**Required task**
Go through the records line by line and work out how many lines hold the word "ffffff". Answer with the number only.

:::

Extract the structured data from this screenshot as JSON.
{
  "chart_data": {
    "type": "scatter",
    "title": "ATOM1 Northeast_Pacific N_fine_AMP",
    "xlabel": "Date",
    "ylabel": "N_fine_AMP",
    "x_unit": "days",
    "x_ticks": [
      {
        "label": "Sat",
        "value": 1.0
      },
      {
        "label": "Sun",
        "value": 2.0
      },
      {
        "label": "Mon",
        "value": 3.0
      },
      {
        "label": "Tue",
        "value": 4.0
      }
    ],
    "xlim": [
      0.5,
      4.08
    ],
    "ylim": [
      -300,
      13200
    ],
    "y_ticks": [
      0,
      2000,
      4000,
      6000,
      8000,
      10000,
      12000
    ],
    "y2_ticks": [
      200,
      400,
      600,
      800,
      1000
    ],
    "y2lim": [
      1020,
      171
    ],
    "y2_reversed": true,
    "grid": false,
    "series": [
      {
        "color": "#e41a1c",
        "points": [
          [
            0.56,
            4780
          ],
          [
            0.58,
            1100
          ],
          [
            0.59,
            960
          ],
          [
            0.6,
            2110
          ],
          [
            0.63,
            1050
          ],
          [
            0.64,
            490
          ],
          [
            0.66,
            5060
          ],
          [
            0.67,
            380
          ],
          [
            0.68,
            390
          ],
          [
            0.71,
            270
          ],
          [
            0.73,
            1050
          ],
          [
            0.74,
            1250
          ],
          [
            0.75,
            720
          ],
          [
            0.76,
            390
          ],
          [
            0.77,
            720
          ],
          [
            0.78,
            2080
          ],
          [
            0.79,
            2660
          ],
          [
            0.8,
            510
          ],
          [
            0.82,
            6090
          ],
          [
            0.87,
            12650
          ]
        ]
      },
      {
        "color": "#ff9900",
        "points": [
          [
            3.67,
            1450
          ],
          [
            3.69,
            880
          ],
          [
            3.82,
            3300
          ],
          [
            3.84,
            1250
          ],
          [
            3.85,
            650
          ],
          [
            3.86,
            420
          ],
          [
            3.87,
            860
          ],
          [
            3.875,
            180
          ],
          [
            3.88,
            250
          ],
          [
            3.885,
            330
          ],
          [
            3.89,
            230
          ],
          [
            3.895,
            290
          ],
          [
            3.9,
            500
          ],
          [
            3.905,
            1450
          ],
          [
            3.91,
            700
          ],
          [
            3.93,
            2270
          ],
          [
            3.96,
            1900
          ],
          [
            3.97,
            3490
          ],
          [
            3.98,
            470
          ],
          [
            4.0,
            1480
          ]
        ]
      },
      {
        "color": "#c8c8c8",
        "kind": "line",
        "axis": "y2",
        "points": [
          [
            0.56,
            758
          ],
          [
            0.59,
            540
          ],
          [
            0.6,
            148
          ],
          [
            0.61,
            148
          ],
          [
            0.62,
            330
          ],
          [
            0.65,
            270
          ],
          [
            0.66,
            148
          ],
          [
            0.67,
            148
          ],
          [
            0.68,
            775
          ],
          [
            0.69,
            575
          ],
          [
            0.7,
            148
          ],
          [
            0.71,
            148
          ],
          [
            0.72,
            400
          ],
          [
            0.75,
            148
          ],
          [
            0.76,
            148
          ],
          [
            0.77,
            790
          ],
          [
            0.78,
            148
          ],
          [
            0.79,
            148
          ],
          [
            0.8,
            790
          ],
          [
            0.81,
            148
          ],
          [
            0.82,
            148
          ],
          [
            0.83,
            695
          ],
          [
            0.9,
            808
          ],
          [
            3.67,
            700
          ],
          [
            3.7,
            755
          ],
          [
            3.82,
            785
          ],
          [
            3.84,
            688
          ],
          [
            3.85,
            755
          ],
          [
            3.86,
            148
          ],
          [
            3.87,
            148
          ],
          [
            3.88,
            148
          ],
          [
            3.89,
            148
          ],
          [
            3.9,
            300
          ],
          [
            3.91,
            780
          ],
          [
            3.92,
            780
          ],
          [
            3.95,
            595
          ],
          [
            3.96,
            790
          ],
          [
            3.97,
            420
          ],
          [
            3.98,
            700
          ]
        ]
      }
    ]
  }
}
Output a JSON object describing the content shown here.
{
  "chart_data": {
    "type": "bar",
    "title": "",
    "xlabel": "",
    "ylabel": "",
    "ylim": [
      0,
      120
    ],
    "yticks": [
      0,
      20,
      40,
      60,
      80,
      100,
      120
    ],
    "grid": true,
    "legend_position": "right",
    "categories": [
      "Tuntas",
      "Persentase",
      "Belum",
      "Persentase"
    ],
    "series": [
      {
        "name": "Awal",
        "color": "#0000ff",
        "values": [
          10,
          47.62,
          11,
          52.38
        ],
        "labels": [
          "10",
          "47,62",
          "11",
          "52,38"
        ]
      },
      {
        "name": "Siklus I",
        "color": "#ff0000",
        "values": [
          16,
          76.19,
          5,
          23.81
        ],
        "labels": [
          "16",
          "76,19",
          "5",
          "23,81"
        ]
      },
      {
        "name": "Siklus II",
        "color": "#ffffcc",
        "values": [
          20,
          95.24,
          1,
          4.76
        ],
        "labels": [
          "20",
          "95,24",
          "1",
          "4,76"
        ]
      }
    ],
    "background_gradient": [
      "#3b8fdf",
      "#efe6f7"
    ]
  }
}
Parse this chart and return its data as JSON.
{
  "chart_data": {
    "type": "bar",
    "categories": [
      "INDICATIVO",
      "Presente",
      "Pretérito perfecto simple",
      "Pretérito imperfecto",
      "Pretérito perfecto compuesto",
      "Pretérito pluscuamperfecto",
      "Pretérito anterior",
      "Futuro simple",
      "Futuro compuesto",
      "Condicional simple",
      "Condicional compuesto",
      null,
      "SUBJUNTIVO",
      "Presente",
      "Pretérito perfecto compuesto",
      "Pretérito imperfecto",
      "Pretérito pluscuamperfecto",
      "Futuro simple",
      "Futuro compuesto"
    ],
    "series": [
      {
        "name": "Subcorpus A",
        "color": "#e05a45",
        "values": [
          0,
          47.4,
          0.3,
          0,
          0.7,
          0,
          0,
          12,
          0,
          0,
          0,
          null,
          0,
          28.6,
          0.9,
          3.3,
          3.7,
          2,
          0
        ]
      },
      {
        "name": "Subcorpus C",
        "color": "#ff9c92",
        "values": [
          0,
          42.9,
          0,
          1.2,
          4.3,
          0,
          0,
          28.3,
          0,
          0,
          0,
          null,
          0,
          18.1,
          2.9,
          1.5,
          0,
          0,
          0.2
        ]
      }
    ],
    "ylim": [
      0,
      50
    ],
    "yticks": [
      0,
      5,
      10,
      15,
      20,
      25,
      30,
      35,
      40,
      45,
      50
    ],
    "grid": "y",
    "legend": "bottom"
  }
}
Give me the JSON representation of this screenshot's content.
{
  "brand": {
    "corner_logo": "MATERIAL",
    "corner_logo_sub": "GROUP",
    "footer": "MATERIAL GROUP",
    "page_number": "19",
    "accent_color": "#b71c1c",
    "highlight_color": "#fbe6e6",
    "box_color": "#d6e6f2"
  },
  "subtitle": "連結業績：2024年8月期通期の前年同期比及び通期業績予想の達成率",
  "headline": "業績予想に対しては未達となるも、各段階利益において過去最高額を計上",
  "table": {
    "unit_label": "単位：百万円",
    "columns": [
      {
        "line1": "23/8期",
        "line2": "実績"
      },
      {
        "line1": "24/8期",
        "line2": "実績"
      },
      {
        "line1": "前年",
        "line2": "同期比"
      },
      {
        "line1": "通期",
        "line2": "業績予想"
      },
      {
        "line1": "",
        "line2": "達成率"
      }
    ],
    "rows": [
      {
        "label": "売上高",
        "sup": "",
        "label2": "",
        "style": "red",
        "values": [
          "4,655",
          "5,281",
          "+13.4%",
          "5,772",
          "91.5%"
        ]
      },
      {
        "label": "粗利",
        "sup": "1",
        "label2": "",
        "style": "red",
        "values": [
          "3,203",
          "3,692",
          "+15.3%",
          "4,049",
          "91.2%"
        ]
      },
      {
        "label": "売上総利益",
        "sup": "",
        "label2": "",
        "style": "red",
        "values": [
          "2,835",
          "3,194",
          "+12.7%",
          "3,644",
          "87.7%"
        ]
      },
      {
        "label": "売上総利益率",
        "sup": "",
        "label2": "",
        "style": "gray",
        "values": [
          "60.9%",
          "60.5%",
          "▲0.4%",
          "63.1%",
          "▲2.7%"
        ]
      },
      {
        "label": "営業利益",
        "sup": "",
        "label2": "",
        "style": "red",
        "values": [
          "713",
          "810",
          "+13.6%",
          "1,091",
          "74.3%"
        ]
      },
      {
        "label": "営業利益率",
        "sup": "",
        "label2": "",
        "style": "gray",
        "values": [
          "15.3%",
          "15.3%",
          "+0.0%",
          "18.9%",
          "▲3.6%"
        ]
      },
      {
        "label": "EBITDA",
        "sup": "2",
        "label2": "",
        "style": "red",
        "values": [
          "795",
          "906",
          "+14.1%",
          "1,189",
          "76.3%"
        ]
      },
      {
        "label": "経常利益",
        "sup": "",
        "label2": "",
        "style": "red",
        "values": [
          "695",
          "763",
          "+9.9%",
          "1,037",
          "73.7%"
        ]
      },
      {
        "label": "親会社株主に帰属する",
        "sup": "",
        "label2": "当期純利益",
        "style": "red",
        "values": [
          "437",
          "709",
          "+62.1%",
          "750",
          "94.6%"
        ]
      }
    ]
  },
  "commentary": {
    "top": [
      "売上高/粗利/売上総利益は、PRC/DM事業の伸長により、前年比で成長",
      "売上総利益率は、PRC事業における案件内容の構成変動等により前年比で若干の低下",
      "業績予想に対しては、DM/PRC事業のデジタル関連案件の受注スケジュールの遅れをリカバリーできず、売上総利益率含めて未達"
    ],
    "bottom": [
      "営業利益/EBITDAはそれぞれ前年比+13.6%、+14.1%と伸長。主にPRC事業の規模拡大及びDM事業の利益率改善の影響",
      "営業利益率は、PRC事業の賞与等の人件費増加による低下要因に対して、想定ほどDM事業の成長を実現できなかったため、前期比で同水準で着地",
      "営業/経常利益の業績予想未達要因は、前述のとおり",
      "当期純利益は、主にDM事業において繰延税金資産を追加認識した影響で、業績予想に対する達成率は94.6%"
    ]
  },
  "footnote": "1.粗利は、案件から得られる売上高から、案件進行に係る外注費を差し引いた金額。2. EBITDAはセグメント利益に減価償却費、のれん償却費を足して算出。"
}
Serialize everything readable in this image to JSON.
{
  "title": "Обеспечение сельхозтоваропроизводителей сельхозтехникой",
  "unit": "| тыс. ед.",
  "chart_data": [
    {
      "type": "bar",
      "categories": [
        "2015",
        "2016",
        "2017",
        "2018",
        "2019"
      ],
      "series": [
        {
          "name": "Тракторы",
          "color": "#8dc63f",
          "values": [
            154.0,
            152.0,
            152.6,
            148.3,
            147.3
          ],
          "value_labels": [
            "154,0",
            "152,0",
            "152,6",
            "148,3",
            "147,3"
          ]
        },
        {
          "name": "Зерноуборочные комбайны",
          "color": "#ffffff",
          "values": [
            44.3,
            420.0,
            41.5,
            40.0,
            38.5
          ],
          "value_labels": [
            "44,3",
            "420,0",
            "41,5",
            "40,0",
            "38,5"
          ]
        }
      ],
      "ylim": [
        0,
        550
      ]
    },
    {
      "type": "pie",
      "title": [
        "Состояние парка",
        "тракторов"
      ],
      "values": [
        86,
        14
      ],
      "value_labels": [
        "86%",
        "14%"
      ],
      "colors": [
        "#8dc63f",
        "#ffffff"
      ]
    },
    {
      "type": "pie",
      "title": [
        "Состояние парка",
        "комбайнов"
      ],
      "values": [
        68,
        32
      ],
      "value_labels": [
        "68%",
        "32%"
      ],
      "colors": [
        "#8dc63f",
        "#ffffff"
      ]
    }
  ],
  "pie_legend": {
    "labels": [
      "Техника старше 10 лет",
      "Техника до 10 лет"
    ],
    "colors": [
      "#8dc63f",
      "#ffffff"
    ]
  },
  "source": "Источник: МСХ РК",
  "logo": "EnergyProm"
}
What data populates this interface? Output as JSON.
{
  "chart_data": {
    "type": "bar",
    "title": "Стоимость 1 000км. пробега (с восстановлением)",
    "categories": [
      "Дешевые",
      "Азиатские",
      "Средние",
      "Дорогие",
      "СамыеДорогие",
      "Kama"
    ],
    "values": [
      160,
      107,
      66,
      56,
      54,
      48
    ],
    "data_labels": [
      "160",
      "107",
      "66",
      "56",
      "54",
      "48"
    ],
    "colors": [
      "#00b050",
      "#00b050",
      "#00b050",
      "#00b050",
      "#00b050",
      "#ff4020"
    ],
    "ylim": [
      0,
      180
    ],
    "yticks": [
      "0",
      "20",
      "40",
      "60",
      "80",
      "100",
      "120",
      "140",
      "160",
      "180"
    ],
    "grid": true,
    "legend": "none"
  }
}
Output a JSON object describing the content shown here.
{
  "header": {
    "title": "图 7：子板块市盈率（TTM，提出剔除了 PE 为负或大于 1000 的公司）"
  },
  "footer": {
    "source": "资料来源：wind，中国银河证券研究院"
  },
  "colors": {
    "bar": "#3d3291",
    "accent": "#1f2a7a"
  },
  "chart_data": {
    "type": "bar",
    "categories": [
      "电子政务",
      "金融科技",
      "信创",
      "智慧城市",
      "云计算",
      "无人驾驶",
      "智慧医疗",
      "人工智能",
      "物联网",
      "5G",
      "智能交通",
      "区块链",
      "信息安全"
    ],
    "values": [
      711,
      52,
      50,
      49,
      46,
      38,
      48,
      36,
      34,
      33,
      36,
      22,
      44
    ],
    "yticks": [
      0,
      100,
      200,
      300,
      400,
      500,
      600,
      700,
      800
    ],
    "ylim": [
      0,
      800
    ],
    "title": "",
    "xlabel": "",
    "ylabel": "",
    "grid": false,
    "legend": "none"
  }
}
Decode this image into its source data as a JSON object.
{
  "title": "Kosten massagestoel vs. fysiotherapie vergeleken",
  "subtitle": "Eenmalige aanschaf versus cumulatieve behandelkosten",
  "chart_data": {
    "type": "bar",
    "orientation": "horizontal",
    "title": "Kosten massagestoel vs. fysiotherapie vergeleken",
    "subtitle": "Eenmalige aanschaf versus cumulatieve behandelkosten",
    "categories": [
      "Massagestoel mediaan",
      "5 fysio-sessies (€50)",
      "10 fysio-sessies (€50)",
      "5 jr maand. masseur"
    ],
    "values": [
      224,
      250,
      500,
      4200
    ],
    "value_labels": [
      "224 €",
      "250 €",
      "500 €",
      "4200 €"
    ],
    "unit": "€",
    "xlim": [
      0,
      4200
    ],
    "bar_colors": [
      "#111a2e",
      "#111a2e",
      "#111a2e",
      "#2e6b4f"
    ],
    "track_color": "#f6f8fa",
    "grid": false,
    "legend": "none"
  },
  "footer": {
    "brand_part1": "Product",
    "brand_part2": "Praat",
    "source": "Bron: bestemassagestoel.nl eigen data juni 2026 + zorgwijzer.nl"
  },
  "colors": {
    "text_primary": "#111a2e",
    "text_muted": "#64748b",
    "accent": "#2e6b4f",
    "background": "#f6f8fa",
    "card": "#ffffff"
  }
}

:::

**Result**
5